TEXT SEGMENT.

Conditionality is therefore the reflection of western donor support for an alternative approach to development. It is the compelling insistence of donor countries for compliance by the recipient states. All African countries are recipients of aid and some depend on foreign aid on about twenty four percent of their national budgets. Donors lost confidence in the national governments because of the deplorable state of development in the region. The sovereignty of the recipient African countries became increasingly undermined thus bringing into question the communitarian notion of international relations[5]. On the other hand, donor confidence increased occasioning a re-think of the hitherto prevailing doctrine of non-intervention in the internal affairs of sovereign states. Conditionality is therefore enhancing the Westphalian notion of international society.

2.2 FROM CRISIS TO ECONOMIC REFORM

The 1980s marked the peak of economic and political crisis in Africa as most governments became bankrupt and heavily indebted. Most states in the region were unable to finance their national expenditures or to service the huge amounts of debt owed to aid donor nations and private banks. There was rising inflation in the entire region and a very slow growth. In the republic of Benin for instance, there was economic stagnation and the bankrupt government could no longer pay salaries of civil servants (Lancaster, 1999:26). Faced with these difficult situations, African governments turned to multilateral donors like the IMF, World Bank and the EU for more aid and debt relief. Key to these problems was the huge mismanagement and misallocation of economic resources by African leaders. The World Bank once offered loans to Equatorial Guinea to promote cocoa farming and government ministers immediately seized the best cocoa farms and spent the loans on luxury cars. A study carried out between 1970 and 1996, showed that for every one dollar that Africa received in aid, eighty cents flowed out as capital flight into Swiss bank accounts or to buy mansions in Europe (The Economist, 2004:12). This attitude of the ruling class made the debt burden of African countries heavier, made aid ineffective and stagnated development.

SET TASK.
In the text on aid conditionality in Africa, what did government ministers in Equatorial Guinea do after the World Bank offered loans to promote cocoa farming?

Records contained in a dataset
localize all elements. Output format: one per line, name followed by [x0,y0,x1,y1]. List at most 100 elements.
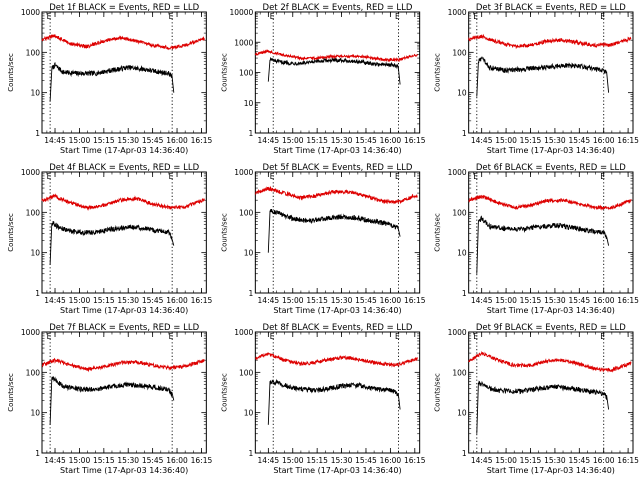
y-tick-label: 10000 [229,8,253,17]
x-tick-label: 15:30 [544,136,566,145]
lld-series-line [468,33,632,50]
event-marker-label: E [47,172,52,181]
detector-panel: Det 7f BLACK = Events, RED = LLD 1 10 100 10… [7,323,212,475]
x-tick-label: 16:00 [166,296,188,305]
event-marker-label: E [169,332,174,341]
x-tick-label: 15:15 [520,456,542,465]
x-tick-label: 14:45 [258,296,280,305]
x-tick-label: 16:15 [617,296,639,305]
event-marker-label: E [395,172,400,181]
x-tick-label: 15:15 [93,136,115,145]
y-tick-label: 10 [244,99,254,108]
x-tick-label: 15:45 [142,296,164,305]
lld-series-line [254,352,419,368]
y-tick-label: 10 [30,89,40,98]
x-tick-label: 15:15 [306,296,328,305]
x-axis-label: Start Time (17-Apr-03 14:36:40) [487,146,615,155]
y-tick-label: 10 [30,249,40,258]
events-series-line [49,62,175,102]
event-marker-label: E [169,172,174,181]
lld-series-line [41,357,205,373]
detector-panel: Det 9f BLACK = Events, RED = LLD 1 10 100 10… [434,323,639,475]
plot-frame [468,171,634,294]
lld-series-line [41,193,205,211]
y-tick-label: 1 [249,289,254,298]
y-tick-label: 1000 [21,8,40,17]
event-marker-label: E [600,172,605,181]
y-tick-label: 100 [26,208,41,217]
panel-title: Det 9f BLACK = Events, RED = LLD [476,323,626,333]
y-tick-label: 10 [244,409,254,418]
y-tick-label: 1000 [448,8,467,17]
x-axis-label: Start Time (17-Apr-03 14:36:40) [487,466,615,475]
panel-title: Det 1f BLACK = Events, RED = LLD [49,3,199,13]
x-tick-label: 14:45 [258,136,280,145]
panel-title: Det 3f BLACK = Events, RED = LLD [476,3,626,13]
y-axis-label: Counts/sec [220,53,228,92]
event-marker-label: E [473,332,478,341]
plot-frame [41,171,207,294]
x-tick-label: 15:30 [544,456,566,465]
x-tick-label: 15:15 [520,136,542,145]
x-tick-label: 16:00 [593,296,615,305]
event-marker-label: E [600,12,605,21]
events-series-line [267,56,401,85]
y-axis-label: Counts/sec [220,213,228,252]
event-marker-label: E [169,12,174,21]
y-tick-label: 100 [452,368,467,377]
y-tick-label: 1000 [234,38,253,47]
x-tick-label: 15:45 [142,136,164,145]
y-tick-label: 1000 [234,168,253,177]
y-tick-label: 1000 [21,168,40,177]
y-tick-label: 1 [462,129,467,138]
y-tick-label: 10 [457,409,467,418]
detector-panel: Det 8f BLACK = Events, RED = LLD 1 10 100 10… [220,323,425,475]
x-axis-label: Start Time (17-Apr-03 14:36:40) [487,306,615,315]
x-tick-label: 15:00 [69,456,91,465]
plot-frame [41,11,207,134]
panel-title: Det 5f BLACK = Events, RED = LLD [263,163,413,173]
y-tick-label: 1000 [448,328,467,337]
x-tick-label: 15:00 [282,136,304,145]
panel-title: Det 7f BLACK = Events, RED = LLD [49,323,199,333]
plot-frame [468,331,634,454]
y-tick-label: 1000 [448,168,467,177]
y-tick-label: 10 [244,249,254,258]
x-tick-label: 14:45 [44,456,66,465]
x-tick-label: 15:30 [331,136,353,145]
x-tick-label: 16:00 [166,456,188,465]
x-tick-label: 14:45 [471,136,493,145]
plot-frame [41,331,207,454]
y-tick-label: 10 [457,249,467,258]
x-tick-label: 15:15 [93,296,115,305]
events-series-line [476,380,610,434]
detector-panel: Det 2f BLACK = Events, RED = LLD 1 10 100 10… [220,3,425,155]
x-axis-label: Start Time (17-Apr-03 14:36:40) [60,306,188,315]
x-tick-label: 15:00 [69,296,91,305]
y-axis-label: Counts/sec [434,213,442,252]
panel-title: Det 2f BLACK = Events, RED = LLD [263,3,413,13]
x-tick-label: 16:15 [404,456,426,465]
plot-frame [468,11,634,134]
y-tick-label: 100 [239,368,254,377]
y-tick-label: 1000 [234,328,253,337]
x-tick-label: 15:30 [331,456,353,465]
x-tick-label: 14:45 [471,296,493,305]
x-axis-label: Start Time (17-Apr-03 14:36:40) [60,146,188,155]
x-tick-label: 15:30 [117,296,139,305]
x-tick-label: 15:45 [142,456,164,465]
x-tick-label: 16:00 [380,456,402,465]
panel-title: Det 8f BLACK = Events, RED = LLD [263,323,413,333]
x-tick-label: 15:00 [495,456,517,465]
x-tick-label: 15:15 [93,456,115,465]
panel-title: Det 6f BLACK = Events, RED = LLD [476,163,626,173]
event-marker-label: E [473,12,478,21]
x-tick-label: 14:45 [44,136,66,145]
x-tick-label: 15:00 [282,456,304,465]
y-tick-label: 100 [239,69,254,78]
x-tick-label: 15:00 [69,136,91,145]
detector-panel: Det 5f BLACK = Events, RED = LLD 1 10 100 10… [220,163,425,315]
x-tick-label: 15:45 [355,456,377,465]
y-axis-label: Counts/sec [7,373,15,412]
y-tick-label: 100 [452,48,467,57]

SOLUTION.
They seized the best cocoa farms and spent the loans on luxury cars.